## start
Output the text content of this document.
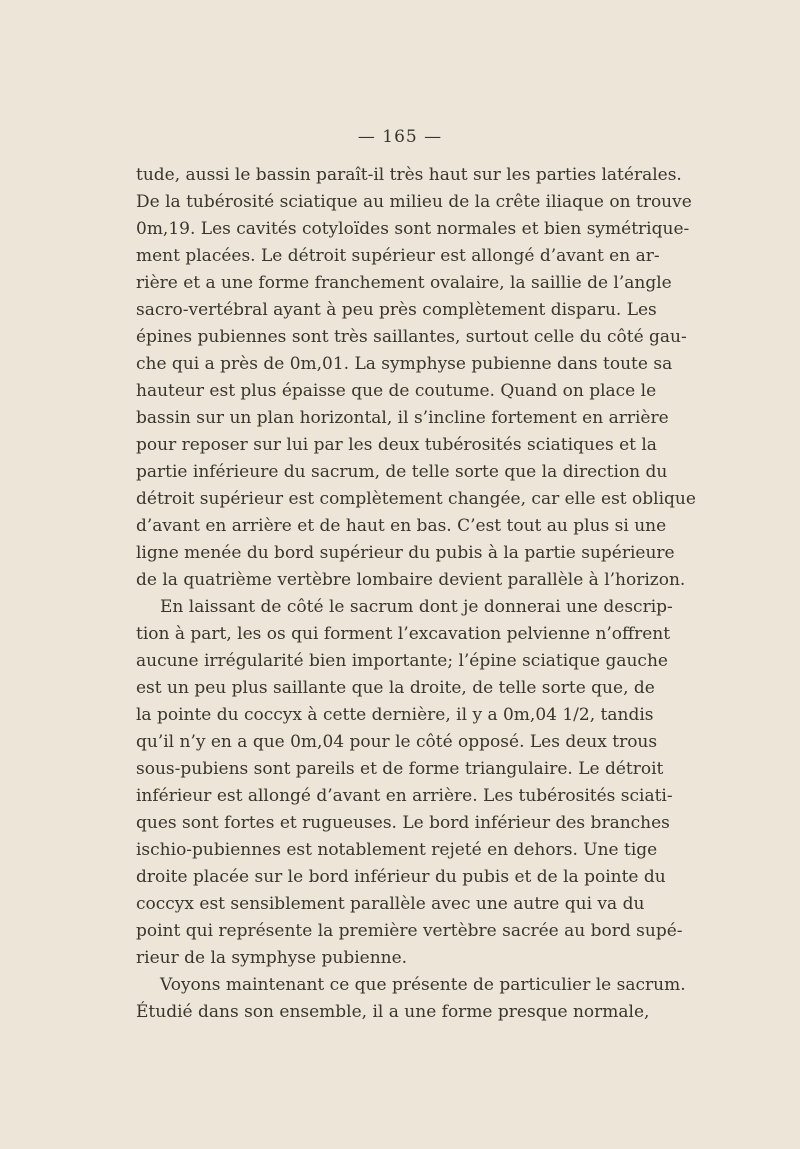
— 165 —
tude, aussi le bassin paraît-il très haut sur les parties latérales.
De la tubérosité sciatique au milieu de la crête iliaque on trouve
0m,19. Les cavités cotyloïdes sont normales et bien symétrique-
ment placées. Le détroit supérieur est allongé d’avant en ar-
rière et a une forme franchement ovalaire, la saillie de l’angle
sacro-vertébral ayant à peu près complètement disparu. Les
épines pubiennes sont très saillantes, surtout celle du côté gau-
che qui a près de 0m,01. La symphyse pubienne dans toute sa
hauteur est plus épaisse que de coutume. Quand on place le
bassin sur un plan horizontal, il s’incline fortement en arrière
pour reposer sur lui par les deux tubérosités sciatiques et la
partie inférieure du sacrum, de telle sorte que la direction du
détroit supérieur est complètement changée, car elle est oblique
d’avant en arrière et de haut en bas. C’est tout au plus si une
ligne menée du bord supérieur du pubis à la partie supérieure
de la quatrième vertèbre lombaire devient parallèle à l’horizon.
En laissant de côté le sacrum dont je donnerai une descrip-
tion à part, les os qui forment l’excavation pelvienne n’offrent
aucune irrégularité bien importante; l’épine sciatique gauche
est un peu plus saillante que la droite, de telle sorte que, de
la pointe du coccyx à cette dernière, il y a 0m,04 1/2, tandis
qu’il n’y en a que 0m,04 pour le côté opposé. Les deux trous
sous-pubiens sont pareils et de forme triangulaire. Le détroit
inférieur est allongé d’avant en arrière. Les tubérosités sciati-
ques sont fortes et rugueuses. Le bord inférieur des branches
ischio-pubiennes est notablement rejeté en dehors. Une tige
droite placée sur le bord inférieur du pubis et de la pointe du
coccyx est sensiblement parallèle avec une autre qui va du
point qui représente la première vertèbre sacrée au bord supé-
rieur de la symphyse pubienne.
Voyons maintenant ce que présente de particulier le sacrum.
Étudié dans son ensemble, il a une forme presque normale,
## end
### Problem to work on
Give the entries again word for word, but skip the pictures.

### Completed exercise
Output the text content of this document.
— 165 —
tude, aussi le bassin paraît-il très haut sur les parties latérales.
De la tubérosité sciatique au milieu de la crête iliaque on trouve
0m,19. Les cavités cotyloïdes sont normales et bien symétrique-
ment placées. Le détroit supérieur est allongé d’avant en ar-
rière et a une forme franchement ovalaire, la saillie de l’angle
sacro-vertébral ayant à peu près complètement disparu. Les
épines pubiennes sont très saillantes, surtout celle du côté gau-
che qui a près de 0m,01. La symphyse pubienne dans toute sa
hauteur est plus épaisse que de coutume. Quand on place le
bassin sur un plan horizontal, il s’incline fortement en arrière
pour reposer sur lui par les deux tubérosités sciatiques et la
partie inférieure du sacrum, de telle sorte que la direction du
détroit supérieur est complètement changée, car elle est oblique
d’avant en arrière et de haut en bas. C’est tout au plus si une
ligne menée du bord supérieur du pubis à la partie supérieure
de la quatrième vertèbre lombaire devient parallèle à l’horizon.
En laissant de côté le sacrum dont je donnerai une descrip-
tion à part, les os qui forment l’excavation pelvienne n’offrent
aucune irrégularité bien importante; l’épine sciatique gauche
est un peu plus saillante que la droite, de telle sorte que, de
la pointe du coccyx à cette dernière, il y a 0m,04 1/2, tandis
qu’il n’y en a que 0m,04 pour le côté opposé. Les deux trous
sous-pubiens sont pareils et de forme triangulaire. Le détroit
inférieur est allongé d’avant en arrière. Les tubérosités sciati-
ques sont fortes et rugueuses. Le bord inférieur des branches
ischio-pubiennes est notablement rejeté en dehors. Une tige
droite placée sur le bord inférieur du pubis et de la pointe du
coccyx est sensiblement parallèle avec une autre qui va du
point qui représente la première vertèbre sacrée au bord supé-
rieur de la symphyse pubienne.
Voyons maintenant ce que présente de particulier le sacrum.
Étudié dans son ensemble, il a une forme presque normale,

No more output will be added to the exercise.